## [SHORT EXERCISE]
Give the number of lines that include the word "证件名称及号码", and nothing else.

Stored entries:
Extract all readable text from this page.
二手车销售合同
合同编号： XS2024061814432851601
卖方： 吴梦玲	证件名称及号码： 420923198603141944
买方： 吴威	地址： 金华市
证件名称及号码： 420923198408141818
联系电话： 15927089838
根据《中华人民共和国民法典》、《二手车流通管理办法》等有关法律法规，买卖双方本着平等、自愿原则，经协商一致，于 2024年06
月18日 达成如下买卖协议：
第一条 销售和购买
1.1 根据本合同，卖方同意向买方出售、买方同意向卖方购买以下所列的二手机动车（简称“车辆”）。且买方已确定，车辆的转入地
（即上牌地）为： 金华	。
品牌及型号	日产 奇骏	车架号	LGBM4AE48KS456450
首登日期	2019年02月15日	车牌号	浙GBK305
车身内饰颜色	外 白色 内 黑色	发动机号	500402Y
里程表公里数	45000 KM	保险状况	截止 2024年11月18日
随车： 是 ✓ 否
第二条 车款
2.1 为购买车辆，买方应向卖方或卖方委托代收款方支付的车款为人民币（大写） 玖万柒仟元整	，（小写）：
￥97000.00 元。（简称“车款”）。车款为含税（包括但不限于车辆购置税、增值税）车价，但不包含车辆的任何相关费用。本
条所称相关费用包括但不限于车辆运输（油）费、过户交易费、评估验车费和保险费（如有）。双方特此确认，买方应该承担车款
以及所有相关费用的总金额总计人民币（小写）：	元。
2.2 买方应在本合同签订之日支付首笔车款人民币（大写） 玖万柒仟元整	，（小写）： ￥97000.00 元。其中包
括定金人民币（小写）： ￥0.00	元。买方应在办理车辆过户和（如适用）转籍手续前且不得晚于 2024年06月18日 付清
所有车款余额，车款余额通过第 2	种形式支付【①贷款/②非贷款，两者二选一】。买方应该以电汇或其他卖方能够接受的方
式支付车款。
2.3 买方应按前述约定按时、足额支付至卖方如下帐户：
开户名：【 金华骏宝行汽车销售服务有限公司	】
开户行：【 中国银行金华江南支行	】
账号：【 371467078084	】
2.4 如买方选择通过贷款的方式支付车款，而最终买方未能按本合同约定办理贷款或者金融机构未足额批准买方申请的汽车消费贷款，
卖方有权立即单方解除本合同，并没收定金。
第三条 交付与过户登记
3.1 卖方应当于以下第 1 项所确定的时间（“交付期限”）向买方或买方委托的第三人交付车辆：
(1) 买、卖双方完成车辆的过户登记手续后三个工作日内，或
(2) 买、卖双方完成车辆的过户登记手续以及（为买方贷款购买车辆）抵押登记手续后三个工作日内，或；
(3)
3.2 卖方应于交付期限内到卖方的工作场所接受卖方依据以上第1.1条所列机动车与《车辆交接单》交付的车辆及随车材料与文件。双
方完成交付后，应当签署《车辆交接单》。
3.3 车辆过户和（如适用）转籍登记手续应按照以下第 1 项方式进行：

## [COMPLETE OUTPUT]
2